====== Records shown ======

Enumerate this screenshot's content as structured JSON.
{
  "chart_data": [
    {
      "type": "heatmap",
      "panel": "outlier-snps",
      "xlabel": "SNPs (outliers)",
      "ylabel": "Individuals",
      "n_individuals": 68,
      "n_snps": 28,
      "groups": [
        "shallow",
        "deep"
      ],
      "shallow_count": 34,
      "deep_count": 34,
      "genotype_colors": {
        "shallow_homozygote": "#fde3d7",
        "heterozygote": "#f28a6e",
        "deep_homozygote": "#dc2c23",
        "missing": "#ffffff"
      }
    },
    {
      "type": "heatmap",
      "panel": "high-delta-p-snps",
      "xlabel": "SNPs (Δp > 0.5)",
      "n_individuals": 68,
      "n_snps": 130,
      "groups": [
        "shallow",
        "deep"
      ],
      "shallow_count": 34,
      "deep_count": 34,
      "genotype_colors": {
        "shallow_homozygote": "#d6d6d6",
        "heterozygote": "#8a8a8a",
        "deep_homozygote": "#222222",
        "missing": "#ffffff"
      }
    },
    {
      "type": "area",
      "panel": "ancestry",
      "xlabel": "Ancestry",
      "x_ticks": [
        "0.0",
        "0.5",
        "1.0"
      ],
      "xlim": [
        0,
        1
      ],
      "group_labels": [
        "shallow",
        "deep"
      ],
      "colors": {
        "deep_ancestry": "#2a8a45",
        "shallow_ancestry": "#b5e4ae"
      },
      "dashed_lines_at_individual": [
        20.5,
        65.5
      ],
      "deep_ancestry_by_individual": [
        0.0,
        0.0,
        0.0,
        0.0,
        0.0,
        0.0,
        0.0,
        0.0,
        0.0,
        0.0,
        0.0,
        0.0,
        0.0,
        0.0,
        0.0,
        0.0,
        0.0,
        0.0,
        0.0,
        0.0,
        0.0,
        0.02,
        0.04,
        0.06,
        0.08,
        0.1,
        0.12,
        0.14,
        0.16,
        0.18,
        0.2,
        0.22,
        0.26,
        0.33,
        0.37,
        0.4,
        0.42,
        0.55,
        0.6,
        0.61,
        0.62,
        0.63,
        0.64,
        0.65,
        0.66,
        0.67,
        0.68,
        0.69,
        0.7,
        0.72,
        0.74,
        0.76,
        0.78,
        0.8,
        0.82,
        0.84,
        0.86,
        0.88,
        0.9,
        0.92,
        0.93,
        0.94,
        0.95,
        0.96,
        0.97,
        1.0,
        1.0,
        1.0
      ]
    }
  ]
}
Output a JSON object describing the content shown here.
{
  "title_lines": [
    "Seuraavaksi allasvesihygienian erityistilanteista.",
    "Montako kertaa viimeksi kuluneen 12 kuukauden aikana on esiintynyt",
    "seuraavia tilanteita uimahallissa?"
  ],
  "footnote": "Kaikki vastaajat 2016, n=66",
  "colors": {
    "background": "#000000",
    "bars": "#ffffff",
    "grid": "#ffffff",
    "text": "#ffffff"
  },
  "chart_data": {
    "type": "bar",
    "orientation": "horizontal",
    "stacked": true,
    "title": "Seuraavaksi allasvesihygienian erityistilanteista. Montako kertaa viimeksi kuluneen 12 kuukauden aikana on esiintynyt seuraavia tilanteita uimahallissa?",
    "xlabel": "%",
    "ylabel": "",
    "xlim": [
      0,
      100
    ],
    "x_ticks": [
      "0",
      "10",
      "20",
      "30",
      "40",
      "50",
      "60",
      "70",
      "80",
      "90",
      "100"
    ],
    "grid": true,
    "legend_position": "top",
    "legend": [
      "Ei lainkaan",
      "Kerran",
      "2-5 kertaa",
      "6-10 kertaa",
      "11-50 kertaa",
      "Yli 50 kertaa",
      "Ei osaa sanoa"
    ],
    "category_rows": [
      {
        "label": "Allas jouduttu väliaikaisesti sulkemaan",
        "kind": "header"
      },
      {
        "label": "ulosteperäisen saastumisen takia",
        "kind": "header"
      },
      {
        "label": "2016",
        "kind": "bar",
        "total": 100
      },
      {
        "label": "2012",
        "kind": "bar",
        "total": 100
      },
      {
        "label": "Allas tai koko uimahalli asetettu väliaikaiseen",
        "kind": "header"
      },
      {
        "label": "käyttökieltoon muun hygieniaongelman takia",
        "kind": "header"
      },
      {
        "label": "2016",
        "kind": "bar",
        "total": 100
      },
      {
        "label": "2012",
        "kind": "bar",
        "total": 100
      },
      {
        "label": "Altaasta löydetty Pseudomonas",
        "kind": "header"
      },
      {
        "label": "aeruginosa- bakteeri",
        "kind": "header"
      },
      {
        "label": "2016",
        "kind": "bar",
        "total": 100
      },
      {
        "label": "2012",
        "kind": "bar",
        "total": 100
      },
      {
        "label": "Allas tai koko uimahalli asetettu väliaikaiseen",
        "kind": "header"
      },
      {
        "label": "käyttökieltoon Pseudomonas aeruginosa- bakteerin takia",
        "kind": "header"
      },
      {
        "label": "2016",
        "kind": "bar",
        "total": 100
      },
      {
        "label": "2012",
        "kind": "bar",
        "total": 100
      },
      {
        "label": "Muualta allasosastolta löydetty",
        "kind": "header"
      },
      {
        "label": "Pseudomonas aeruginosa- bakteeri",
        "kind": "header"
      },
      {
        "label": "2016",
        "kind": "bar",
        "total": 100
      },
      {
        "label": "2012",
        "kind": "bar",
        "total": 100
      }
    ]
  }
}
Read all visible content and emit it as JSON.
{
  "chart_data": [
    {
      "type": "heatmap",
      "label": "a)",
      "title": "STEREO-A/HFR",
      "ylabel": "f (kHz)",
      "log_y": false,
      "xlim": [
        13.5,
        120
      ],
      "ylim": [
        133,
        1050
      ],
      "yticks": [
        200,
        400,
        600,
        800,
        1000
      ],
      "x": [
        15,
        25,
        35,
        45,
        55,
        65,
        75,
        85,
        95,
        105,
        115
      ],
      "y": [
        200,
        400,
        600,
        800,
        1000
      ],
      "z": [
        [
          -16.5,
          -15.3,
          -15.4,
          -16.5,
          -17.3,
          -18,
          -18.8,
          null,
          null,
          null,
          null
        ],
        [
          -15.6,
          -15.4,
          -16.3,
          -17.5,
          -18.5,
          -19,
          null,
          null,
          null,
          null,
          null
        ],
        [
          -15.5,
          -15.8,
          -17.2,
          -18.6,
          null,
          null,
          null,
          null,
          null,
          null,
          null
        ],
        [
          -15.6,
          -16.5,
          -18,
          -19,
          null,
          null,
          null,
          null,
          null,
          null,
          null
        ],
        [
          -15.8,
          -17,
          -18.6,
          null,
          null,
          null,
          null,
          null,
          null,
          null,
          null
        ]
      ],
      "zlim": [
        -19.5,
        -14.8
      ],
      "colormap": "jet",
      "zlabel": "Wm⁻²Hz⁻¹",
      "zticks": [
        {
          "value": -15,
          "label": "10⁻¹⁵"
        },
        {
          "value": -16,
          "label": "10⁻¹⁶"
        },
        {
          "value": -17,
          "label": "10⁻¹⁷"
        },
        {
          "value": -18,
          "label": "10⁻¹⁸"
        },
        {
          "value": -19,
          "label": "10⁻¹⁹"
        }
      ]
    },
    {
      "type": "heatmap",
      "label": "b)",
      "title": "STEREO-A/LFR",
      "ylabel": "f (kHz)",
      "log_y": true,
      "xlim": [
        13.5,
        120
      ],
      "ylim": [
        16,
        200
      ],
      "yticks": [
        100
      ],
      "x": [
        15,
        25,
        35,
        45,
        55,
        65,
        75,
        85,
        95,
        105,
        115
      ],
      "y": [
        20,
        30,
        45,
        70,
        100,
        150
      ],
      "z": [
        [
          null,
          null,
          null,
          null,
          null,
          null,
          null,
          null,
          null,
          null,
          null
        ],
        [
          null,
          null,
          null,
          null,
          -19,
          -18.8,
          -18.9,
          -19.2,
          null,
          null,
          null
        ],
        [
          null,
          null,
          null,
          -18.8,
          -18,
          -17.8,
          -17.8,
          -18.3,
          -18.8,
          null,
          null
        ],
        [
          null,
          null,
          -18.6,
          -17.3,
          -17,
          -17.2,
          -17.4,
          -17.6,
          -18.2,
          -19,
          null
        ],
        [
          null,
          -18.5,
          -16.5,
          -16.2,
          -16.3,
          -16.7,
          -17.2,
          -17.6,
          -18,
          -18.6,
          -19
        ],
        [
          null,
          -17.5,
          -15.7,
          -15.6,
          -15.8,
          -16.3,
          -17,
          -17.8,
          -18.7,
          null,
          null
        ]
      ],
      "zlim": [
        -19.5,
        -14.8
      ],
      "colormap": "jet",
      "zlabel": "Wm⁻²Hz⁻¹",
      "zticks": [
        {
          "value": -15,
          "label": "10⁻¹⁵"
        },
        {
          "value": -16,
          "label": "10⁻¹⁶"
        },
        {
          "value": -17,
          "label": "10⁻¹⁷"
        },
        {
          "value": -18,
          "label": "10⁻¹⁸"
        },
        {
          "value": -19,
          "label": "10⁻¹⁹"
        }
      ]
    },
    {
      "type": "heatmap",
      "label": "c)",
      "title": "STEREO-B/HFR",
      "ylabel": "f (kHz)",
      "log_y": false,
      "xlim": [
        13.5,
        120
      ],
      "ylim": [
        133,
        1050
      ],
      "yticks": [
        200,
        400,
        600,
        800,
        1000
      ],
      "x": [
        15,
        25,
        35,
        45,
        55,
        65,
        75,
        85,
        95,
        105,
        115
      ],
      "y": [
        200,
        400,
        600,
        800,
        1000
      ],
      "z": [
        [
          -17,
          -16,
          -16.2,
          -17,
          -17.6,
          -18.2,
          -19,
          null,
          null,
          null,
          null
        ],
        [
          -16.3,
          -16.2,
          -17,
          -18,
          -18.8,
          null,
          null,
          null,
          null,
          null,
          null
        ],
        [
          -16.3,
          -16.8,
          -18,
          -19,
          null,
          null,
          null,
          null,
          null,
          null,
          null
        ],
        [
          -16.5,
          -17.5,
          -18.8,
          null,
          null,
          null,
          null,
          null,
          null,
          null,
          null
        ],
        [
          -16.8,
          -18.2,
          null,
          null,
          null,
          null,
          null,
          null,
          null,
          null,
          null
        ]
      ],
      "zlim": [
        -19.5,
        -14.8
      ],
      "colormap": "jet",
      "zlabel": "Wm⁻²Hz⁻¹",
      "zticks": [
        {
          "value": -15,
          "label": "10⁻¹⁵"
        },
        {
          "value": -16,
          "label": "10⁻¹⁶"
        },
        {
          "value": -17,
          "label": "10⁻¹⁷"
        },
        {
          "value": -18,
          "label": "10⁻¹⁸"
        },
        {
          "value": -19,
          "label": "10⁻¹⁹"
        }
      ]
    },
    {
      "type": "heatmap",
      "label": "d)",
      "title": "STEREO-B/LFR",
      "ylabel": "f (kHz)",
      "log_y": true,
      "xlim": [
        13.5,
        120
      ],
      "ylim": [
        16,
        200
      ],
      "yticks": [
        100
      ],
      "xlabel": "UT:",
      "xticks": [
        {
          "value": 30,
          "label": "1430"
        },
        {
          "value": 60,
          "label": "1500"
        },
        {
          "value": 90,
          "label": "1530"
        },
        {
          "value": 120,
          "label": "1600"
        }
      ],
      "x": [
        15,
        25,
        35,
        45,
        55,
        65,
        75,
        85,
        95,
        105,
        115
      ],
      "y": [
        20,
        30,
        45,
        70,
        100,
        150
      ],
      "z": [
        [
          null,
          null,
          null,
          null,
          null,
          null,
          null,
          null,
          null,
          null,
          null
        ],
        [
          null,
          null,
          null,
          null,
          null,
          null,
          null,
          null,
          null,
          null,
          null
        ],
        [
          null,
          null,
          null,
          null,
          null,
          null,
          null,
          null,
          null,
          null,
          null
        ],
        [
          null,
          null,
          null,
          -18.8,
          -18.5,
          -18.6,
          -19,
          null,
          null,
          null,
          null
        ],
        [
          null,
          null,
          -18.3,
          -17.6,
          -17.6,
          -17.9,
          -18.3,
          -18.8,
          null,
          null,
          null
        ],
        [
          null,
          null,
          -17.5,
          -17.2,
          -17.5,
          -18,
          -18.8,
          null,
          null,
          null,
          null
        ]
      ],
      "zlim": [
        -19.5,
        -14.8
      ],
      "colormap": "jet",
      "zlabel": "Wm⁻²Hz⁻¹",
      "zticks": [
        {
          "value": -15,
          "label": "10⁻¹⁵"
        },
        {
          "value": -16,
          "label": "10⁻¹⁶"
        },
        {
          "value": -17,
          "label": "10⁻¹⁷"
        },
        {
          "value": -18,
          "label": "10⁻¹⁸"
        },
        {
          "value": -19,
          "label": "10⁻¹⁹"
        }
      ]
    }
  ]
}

======

The request: Show the lines where the word "käyttökieltoon" appears in the entries.

Full output:
        "label": "käyttökieltoon muun hygieniaongelman takia",
        "label": "käyttökieltoon Pseudomonas aeruginosa- bakteerin takia",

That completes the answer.